Tugas Anda — Salin kembali bagian teks tentang asas peraturan perundang-undangan, mulai dari kalimat yang memuat "2.1. Asas-asas Hukum" dan berhenti setelah "dan peraturan perundang-undangan.". Dalam salinan itu, ganti "Timor Timur" dengan "Aceh".

Teks Hasil Ekstraksi —
..............................

Berbagai pendapat yang dikemukakan oleh para ahli di atas, pada dasarnya menunjuk pada bagaimana sebuah peraturan perundang-undangan dibuat, baik dari segi materi-materi yang harus dimuat dalam peraturan perundang-undangan, cara atau teknik pembuatannya, akurasi organ pembentuk, dan lain-lain. Untuk memudahkan pemahaman, di bawah ini akan diuraikan penjelasan asas-asas itu yang dikelompokkan ke dalam 3 bagian asas yang harus dipenuhi. Uraian berikut ini sebagian besar mengacu pada UU No. 10 Tahun 2004 tentang Pembentukan Peraturan perundang-undangan, dengan tambahan dan penjelasan yang dideduksi dari uraian para ahli.
2.1. Asas-asas Hukum Umum
a. Peraturan perundang-undangan tidak berlaku surut (non retroaktif); peraturan perundang-undangan yang dibuat hanya berlaku pada peristiwa-peristiwa hukum yang terjadi setelah peraturan perundang-undangan itu lahir. Namun demikian, mengabaikan asas ini dimungkinkan terjadi dalam rangka untuk memenuhi keadilan masyarakat. Sebagai contoh UU No. 26 Tahun 2000 tentang Pengadilan HAM, yang digunakan untuk mengadili peristiwa pelanggaran hak asasi manusia yang terjadi di Timor Timur yang terjadi pada 1999.
b. Asas kepatuhan pada hirarkhi (lex superior derogat lex inferior); peraturan perundang-undangan yang ada di jenjang yang lebih rendah tidak boleh bertentangan dengan peraturan perundang-undangan yang berada pada jenjang lebih tinggi. Dan seterusnya sesuai dengan hirarkhi norma dan peraturan perundang-undangan.

..............................

Data Mentah —
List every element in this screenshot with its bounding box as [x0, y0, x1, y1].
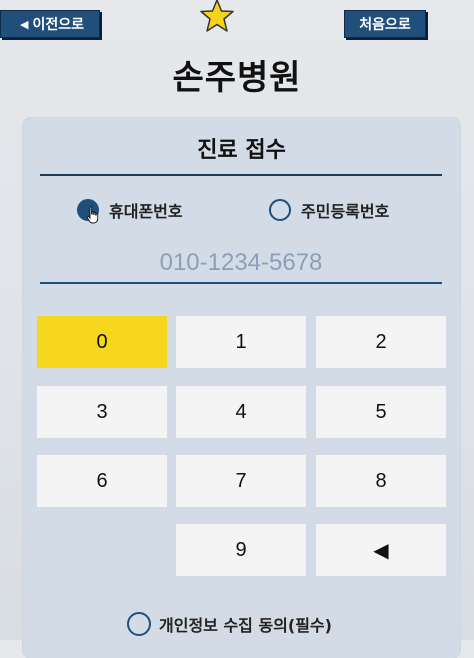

..............................

Hasil Tugas —
2.1. Asas-asas Hukum Umum
a. Peraturan perundang-undangan tidak berlaku surut (non retroaktif); peraturan perundang-undangan yang dibuat hanya berlaku pada peristiwa-peristiwa hukum yang terjadi setelah peraturan perundang-undangan itu lahir. Namun demikian, mengabaikan asas ini dimungkinkan terjadi dalam rangka untuk memenuhi keadilan masyarakat. Sebagai contoh UU No. 26 Tahun 2000 tentang Pengadilan HAM, yang digunakan untuk mengadili peristiwa pelanggaran hak asasi manusia yang terjadi di Aceh yang terjadi pada 1999.
b. Asas kepatuhan pada hirarkhi (lex superior derogat lex inferior); peraturan perundang-undangan yang ada di jenjang yang lebih rendah tidak boleh bertentangan dengan peraturan perundang-undangan yang berada pada jenjang lebih tinggi. Dan seterusnya sesuai dengan hirarkhi norma dan peraturan perundang-undangan.